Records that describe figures
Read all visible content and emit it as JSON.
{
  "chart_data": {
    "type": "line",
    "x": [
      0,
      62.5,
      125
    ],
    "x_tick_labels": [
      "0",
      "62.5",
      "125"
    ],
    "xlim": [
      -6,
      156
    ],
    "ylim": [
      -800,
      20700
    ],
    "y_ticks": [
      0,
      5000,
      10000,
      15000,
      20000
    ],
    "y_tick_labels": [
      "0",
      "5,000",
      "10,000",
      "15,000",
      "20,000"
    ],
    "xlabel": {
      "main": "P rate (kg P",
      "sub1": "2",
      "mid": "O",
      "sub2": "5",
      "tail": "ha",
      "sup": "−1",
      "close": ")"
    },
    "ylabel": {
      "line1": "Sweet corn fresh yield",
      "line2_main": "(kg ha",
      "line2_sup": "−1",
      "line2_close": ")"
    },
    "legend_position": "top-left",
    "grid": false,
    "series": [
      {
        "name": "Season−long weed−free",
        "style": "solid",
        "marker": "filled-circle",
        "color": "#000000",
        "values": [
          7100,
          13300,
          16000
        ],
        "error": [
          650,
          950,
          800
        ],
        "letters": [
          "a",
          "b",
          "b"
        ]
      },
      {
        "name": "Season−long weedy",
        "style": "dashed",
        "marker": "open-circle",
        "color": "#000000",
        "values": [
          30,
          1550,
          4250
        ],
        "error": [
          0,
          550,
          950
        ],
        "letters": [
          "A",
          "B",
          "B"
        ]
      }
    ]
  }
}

* [Given exercise] Copy out each line in the listing that has the word "circle".

* [Correct output]
        "marker": "filled-circle",
        "marker": "open-circle",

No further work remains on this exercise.